Exercise aim
Write out each entry, exactly the way it appears.
>> Start Record extracts
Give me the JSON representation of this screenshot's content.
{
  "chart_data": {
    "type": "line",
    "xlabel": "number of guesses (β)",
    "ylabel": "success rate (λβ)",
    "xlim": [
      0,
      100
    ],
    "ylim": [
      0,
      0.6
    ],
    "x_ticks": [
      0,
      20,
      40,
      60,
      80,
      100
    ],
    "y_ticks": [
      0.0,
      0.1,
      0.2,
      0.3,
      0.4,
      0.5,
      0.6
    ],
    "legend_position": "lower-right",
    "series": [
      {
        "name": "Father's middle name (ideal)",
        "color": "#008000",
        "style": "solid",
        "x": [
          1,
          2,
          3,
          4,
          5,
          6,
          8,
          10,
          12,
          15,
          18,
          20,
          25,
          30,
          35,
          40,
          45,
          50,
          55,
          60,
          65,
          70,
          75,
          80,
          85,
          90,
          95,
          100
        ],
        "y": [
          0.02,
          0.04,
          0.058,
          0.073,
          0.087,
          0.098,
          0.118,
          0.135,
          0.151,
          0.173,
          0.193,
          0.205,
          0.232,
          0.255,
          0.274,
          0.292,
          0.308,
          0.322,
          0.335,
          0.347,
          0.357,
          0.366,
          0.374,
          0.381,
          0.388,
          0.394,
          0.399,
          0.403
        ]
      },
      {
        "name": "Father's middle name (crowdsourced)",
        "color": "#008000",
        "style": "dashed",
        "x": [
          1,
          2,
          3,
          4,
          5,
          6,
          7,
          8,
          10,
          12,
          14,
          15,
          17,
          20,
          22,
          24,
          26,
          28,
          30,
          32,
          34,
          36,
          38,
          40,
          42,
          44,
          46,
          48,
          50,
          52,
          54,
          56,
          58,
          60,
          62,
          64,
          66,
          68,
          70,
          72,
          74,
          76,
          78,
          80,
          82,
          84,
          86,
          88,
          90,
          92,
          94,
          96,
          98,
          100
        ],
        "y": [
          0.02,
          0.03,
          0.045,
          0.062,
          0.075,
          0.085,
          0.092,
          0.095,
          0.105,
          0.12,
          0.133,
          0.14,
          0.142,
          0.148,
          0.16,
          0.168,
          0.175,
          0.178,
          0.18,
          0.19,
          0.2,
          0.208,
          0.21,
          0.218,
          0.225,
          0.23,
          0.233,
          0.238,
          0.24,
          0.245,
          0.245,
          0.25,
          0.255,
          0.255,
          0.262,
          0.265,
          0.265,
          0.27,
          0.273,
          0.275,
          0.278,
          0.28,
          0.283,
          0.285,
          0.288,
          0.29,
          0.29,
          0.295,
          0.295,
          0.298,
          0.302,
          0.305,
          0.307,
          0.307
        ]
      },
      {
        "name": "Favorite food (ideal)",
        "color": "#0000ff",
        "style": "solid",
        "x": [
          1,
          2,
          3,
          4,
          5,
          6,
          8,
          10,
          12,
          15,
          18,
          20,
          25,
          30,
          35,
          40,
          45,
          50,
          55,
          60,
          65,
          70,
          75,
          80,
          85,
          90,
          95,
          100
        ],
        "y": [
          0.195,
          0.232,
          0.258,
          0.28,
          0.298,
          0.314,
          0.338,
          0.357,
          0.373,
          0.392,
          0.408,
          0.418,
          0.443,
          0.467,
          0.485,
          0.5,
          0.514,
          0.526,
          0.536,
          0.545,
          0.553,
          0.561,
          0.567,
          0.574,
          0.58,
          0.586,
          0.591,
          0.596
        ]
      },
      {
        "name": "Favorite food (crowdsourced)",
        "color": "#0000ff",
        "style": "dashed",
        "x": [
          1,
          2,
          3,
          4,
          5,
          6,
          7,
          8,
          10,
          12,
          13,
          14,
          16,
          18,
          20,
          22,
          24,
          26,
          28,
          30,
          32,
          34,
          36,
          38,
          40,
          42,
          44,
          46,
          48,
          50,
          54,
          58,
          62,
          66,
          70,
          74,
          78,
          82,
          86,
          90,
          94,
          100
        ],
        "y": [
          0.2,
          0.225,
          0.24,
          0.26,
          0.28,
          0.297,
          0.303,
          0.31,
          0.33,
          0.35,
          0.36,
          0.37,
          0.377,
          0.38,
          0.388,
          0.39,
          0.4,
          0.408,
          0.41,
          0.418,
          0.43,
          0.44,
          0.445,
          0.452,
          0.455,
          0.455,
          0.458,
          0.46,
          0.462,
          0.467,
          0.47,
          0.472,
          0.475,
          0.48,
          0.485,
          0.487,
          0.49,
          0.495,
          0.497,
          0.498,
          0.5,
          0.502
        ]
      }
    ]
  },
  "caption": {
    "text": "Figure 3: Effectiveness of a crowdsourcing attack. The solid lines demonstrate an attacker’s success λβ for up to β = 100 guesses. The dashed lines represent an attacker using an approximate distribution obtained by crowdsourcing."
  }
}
>> End Record extracts
Answer for the task
Give me the JSON representation of this screenshot's content.
{
  "chart_data": {
    "type": "line",
    "xlabel": "number of guesses (β)",
    "ylabel": "success rate (λβ)",
    "xlim": [
      0,
      100
    ],
    "ylim": [
      0,
      0.6
    ],
    "x_ticks": [
      0,
      20,
      40,
      60,
      80,
      100
    ],
    "y_ticks": [
      0.0,
      0.1,
      0.2,
      0.3,
      0.4,
      0.5,
      0.6
    ],
    "legend_position": "lower-right",
    "series": [
      {
        "name": "Father's middle name (ideal)",
        "color": "#008000",
        "style": "solid",
        "x": [
          1,
          2,
          3,
          4,
          5,
          6,
          8,
          10,
          12,
          15,
          18,
          20,
          25,
          30,
          35,
          40,
          45,
          50,
          55,
          60,
          65,
          70,
          75,
          80,
          85,
          90,
          95,
          100
        ],
        "y": [
          0.02,
          0.04,
          0.058,
          0.073,
          0.087,
          0.098,
          0.118,
          0.135,
          0.151,
          0.173,
          0.193,
          0.205,
          0.232,
          0.255,
          0.274,
          0.292,
          0.308,
          0.322,
          0.335,
          0.347,
          0.357,
          0.366,
          0.374,
          0.381,
          0.388,
          0.394,
          0.399,
          0.403
        ]
      },
      {
        "name": "Father's middle name (crowdsourced)",
        "color": "#008000",
        "style": "dashed",
        "x": [
          1,
          2,
          3,
          4,
          5,
          6,
          7,
          8,
          10,
          12,
          14,
          15,
          17,
          20,
          22,
          24,
          26,
          28,
          30,
          32,
          34,
          36,
          38,
          40,
          42,
          44,
          46,
          48,
          50,
          52,
          54,
          56,
          58,
          60,
          62,
          64,
          66,
          68,
          70,
          72,
          74,
          76,
          78,
          80,
          82,
          84,
          86,
          88,
          90,
          92,
          94,
          96,
          98,
          100
        ],
        "y": [
          0.02,
          0.03,
          0.045,
          0.062,
          0.075,
          0.085,
          0.092,
          0.095,
          0.105,
          0.12,
          0.133,
          0.14,
          0.142,
          0.148,
          0.16,
          0.168,
          0.175,
          0.178,
          0.18,
          0.19,
          0.2,
          0.208,
          0.21,
          0.218,
          0.225,
          0.23,
          0.233,
          0.238,
          0.24,
          0.245,
          0.245,
          0.25,
          0.255,
          0.255,
          0.262,
          0.265,
          0.265,
          0.27,
          0.273,
          0.275,
          0.278,
          0.28,
          0.283,
          0.285,
          0.288,
          0.29,
          0.29,
          0.295,
          0.295,
          0.298,
          0.302,
          0.305,
          0.307,
          0.307
        ]
      },
      {
        "name": "Favorite food (ideal)",
        "color": "#0000ff",
        "style": "solid",
        "x": [
          1,
          2,
          3,
          4,
          5,
          6,
          8,
          10,
          12,
          15,
          18,
          20,
          25,
          30,
          35,
          40,
          45,
          50,
          55,
          60,
          65,
          70,
          75,
          80,
          85,
          90,
          95,
          100
        ],
        "y": [
          0.195,
          0.232,
          0.258,
          0.28,
          0.298,
          0.314,
          0.338,
          0.357,
          0.373,
          0.392,
          0.408,
          0.418,
          0.443,
          0.467,
          0.485,
          0.5,
          0.514,
          0.526,
          0.536,
          0.545,
          0.553,
          0.561,
          0.567,
          0.574,
          0.58,
          0.586,
          0.591,
          0.596
        ]
      },
      {
        "name": "Favorite food (crowdsourced)",
        "color": "#0000ff",
        "style": "dashed",
        "x": [
          1,
          2,
          3,
          4,
          5,
          6,
          7,
          8,
          10,
          12,
          13,
          14,
          16,
          18,
          20,
          22,
          24,
          26,
          28,
          30,
          32,
          34,
          36,
          38,
          40,
          42,
          44,
          46,
          48,
          50,
          54,
          58,
          62,
          66,
          70,
          74,
          78,
          82,
          86,
          90,
          94,
          100
        ],
        "y": [
          0.2,
          0.225,
          0.24,
          0.26,
          0.28,
          0.297,
          0.303,
          0.31,
          0.33,
          0.35,
          0.36,
          0.37,
          0.377,
          0.38,
          0.388,
          0.39,
          0.4,
          0.408,
          0.41,
          0.418,
          0.43,
          0.44,
          0.445,
          0.452,
          0.455,
          0.455,
          0.458,
          0.46,
          0.462,
          0.467,
          0.47,
          0.472,
          0.475,
          0.48,
          0.485,
          0.487,
          0.49,
          0.495,
          0.497,
          0.498,
          0.5,
          0.502
        ]
      }
    ]
  },
  "caption": {
    "text": "Figure 3: Effectiveness of a crowdsourcing attack. The solid lines demonstrate an attacker’s success λβ for up to β = 100 guesses. The dashed lines represent an attacker using an approximate distribution obtained by crowdsourcing."
  }
}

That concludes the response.